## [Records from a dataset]
+ + + + + + +
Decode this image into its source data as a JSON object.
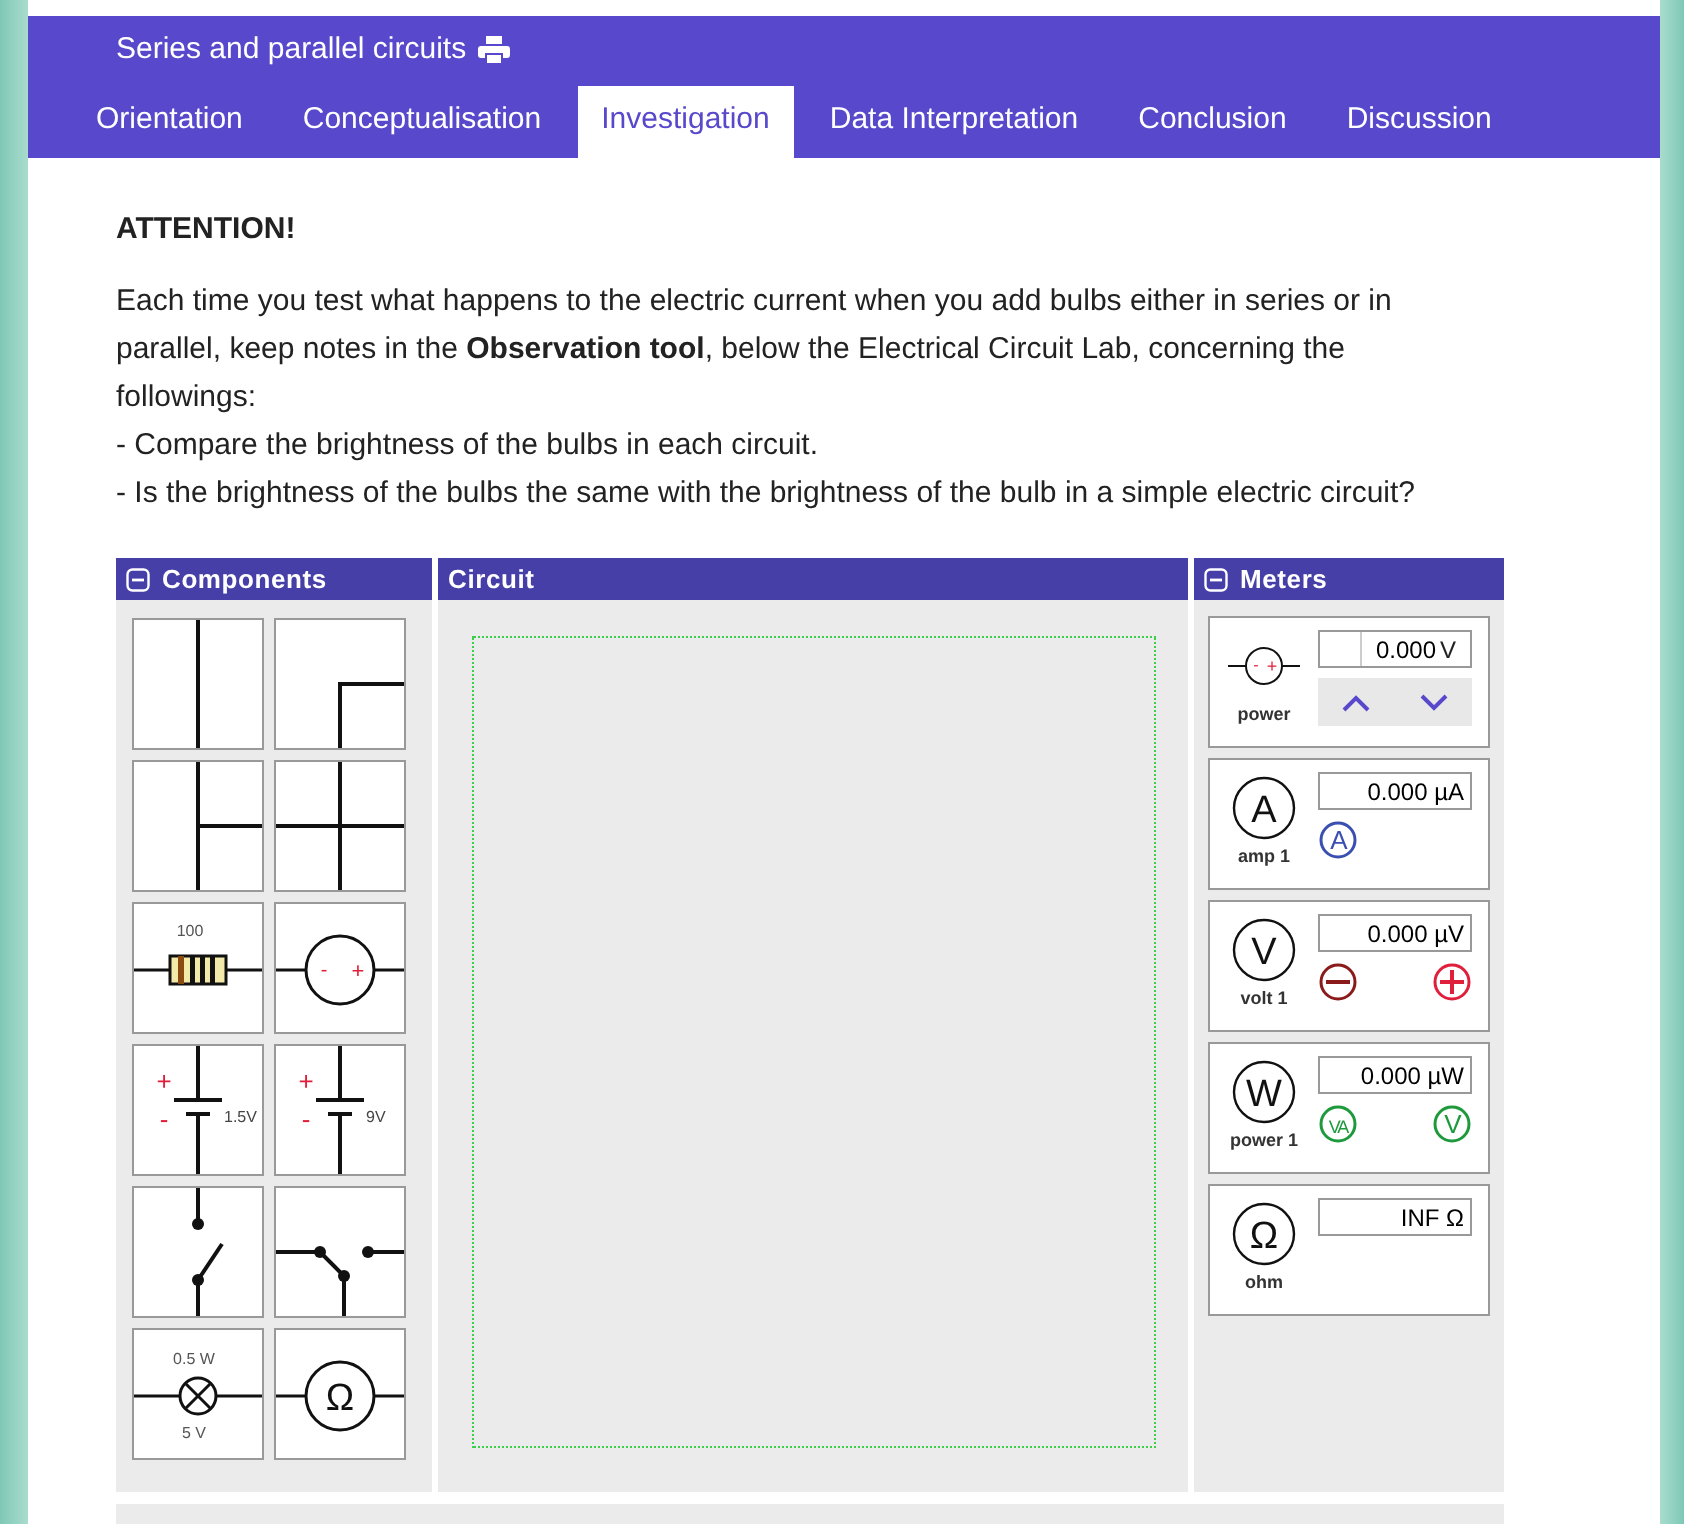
{
  "header": {
    "title": "Series and parallel circuits"
  },
  "tabs": [
    {
      "label": "Orientation",
      "selected": false
    },
    {
      "label": "Conceptualisation",
      "selected": false
    },
    {
      "label": "Investigation",
      "selected": true
    },
    {
      "label": "Data Interpretation",
      "selected": false
    },
    {
      "label": "Conclusion",
      "selected": false
    },
    {
      "label": "Discussion",
      "selected": false
    }
  ],
  "attention": {
    "heading": "ATTENTION!",
    "paragraph": "Each time you test what happens to the electric current when you add bulbs either in series or in parallel, keep notes in the **Observation tool**, below the Electrical Circuit Lab, concerning the followings:",
    "points": [
      "- Compare the brightness of the bulbs in each circuit.",
      "- Is the brightness of the bulbs the same with the brightness of the bulb in a simple electric circuit?"
    ]
  },
  "components_panel": {
    "title": "Components",
    "items": [
      {
        "kind": "wire-straight"
      },
      {
        "kind": "wire-corner"
      },
      {
        "kind": "wire-tee"
      },
      {
        "kind": "wire-cross"
      },
      {
        "kind": "resistor",
        "label": "100"
      },
      {
        "kind": "source",
        "minus": "-",
        "plus": "+"
      },
      {
        "kind": "battery",
        "plus": "+",
        "minus": "-",
        "label": "1.5V"
      },
      {
        "kind": "battery",
        "plus": "+",
        "minus": "-",
        "label": "9V"
      },
      {
        "kind": "switch"
      },
      {
        "kind": "switch-two-way"
      },
      {
        "kind": "bulb",
        "label": "0.5 W",
        "label_2": "5 V"
      },
      {
        "kind": "ohm",
        "symbol": "Ω"
      }
    ]
  },
  "circuit_panel": {
    "title": "Circuit"
  },
  "meters_panel": {
    "title": "Meters",
    "meters": [
      {
        "kind": "power",
        "minus": "-",
        "plus": "+",
        "label": "power",
        "reading": "0.000",
        "unit": "V"
      },
      {
        "kind": "amp",
        "symbol": "A",
        "label": "amp 1",
        "reading": "0.000 µA",
        "probes": [
          {
            "text": "A",
            "color": "#3a4fb0"
          }
        ]
      },
      {
        "kind": "volt",
        "symbol": "V",
        "label": "volt 1",
        "reading": "0.000 µV",
        "probes": [
          {
            "kind": "minus",
            "color": "#8b1a1a"
          },
          {
            "kind": "plus",
            "color": "#e0203a"
          }
        ]
      },
      {
        "kind": "watt",
        "symbol": "W",
        "label": "power 1",
        "reading": "0.000 µW",
        "probes": [
          {
            "text": "VA",
            "color": "#1e9a3c"
          },
          {
            "text": "V",
            "color": "#1e9a3c"
          }
        ]
      },
      {
        "kind": "ohm",
        "symbol": "Ω",
        "label": "ohm",
        "reading": "INF Ω"
      }
    ]
  }
}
+ + + + + + +
## [WHAT IS ASKED]
Find the lines above that include the string "symbol" and copy them.

## [COMPLETE RESPONSE]
        "symbol": "Ω"
        "symbol": "A",
        "symbol": "V",
        "symbol": "W",
        "symbol": "Ω",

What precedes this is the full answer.